Exercise prompt: Show every line that has the string "blue" in it.
--- START OF Material provided ---
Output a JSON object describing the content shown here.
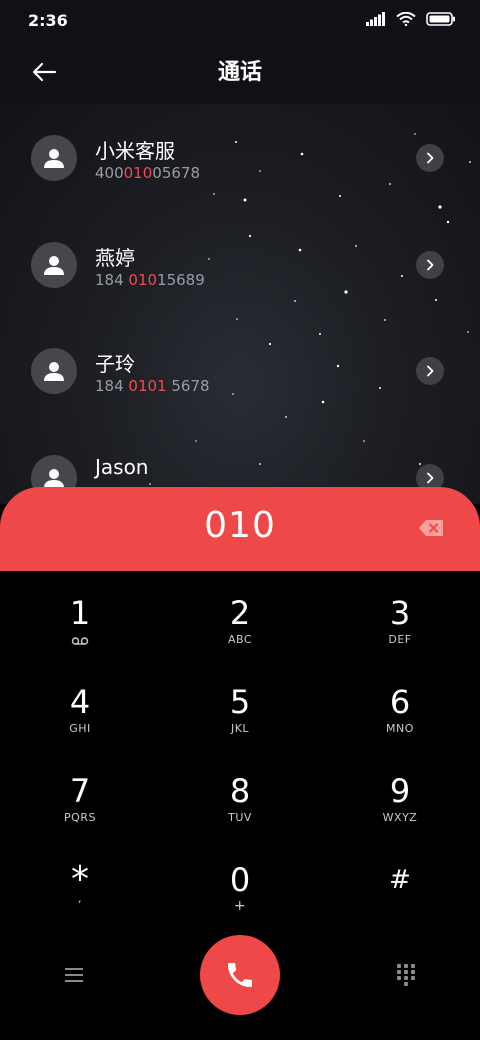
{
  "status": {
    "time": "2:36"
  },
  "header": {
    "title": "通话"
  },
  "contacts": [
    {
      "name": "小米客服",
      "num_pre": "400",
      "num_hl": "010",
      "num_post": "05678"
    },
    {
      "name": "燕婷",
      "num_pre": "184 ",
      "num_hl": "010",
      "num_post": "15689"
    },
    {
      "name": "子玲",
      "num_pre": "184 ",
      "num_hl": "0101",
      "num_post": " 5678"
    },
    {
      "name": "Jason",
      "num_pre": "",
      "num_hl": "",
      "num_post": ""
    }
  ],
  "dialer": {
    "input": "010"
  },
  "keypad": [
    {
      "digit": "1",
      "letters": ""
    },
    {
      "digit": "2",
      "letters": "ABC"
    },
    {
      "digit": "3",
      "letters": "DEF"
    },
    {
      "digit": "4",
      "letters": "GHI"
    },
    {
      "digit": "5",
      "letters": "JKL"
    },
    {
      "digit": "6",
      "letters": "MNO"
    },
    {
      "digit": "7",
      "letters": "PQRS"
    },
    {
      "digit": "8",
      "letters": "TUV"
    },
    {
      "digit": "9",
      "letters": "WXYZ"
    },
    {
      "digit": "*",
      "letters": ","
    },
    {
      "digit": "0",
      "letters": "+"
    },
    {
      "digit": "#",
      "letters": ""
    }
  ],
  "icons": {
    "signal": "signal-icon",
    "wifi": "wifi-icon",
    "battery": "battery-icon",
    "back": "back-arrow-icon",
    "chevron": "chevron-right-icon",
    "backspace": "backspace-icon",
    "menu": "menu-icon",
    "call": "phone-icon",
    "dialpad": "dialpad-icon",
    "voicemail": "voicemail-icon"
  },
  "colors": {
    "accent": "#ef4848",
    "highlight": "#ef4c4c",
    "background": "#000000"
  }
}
--- END OF Material provided ---
--- START OF Material provided ---
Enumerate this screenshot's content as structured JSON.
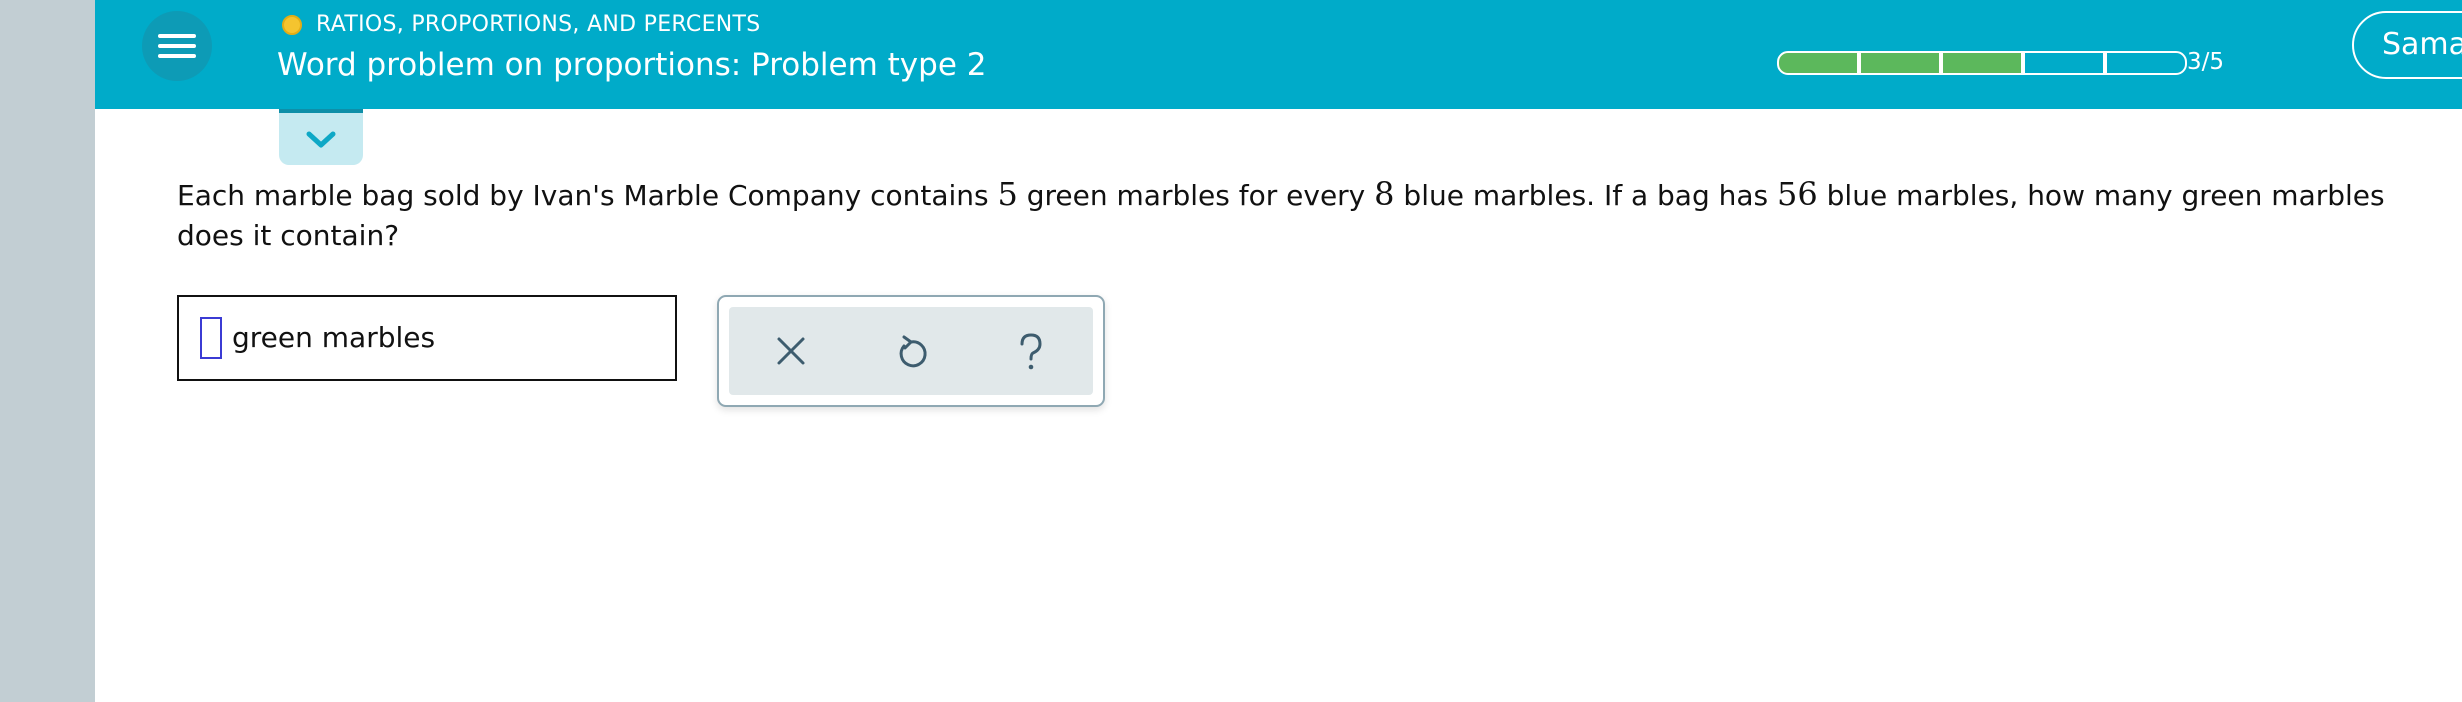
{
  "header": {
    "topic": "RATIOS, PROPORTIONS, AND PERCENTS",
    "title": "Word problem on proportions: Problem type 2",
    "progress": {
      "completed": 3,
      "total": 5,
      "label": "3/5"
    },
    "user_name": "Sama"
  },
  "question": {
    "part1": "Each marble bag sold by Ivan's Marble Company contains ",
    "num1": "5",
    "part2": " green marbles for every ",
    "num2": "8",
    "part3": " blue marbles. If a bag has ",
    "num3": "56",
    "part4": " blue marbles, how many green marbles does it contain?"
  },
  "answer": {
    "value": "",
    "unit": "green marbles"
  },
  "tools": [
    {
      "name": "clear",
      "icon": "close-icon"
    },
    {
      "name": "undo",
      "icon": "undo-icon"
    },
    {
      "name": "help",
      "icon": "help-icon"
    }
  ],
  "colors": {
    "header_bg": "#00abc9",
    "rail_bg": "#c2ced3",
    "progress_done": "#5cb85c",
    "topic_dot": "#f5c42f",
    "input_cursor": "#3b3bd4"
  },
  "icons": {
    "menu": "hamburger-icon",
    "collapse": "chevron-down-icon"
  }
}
--- END OF Material provided ---
Answer to the exercise:
    "part3": " blue marbles. If a bag has ",
    "part4": " blue marbles, how many green marbles does it contain?"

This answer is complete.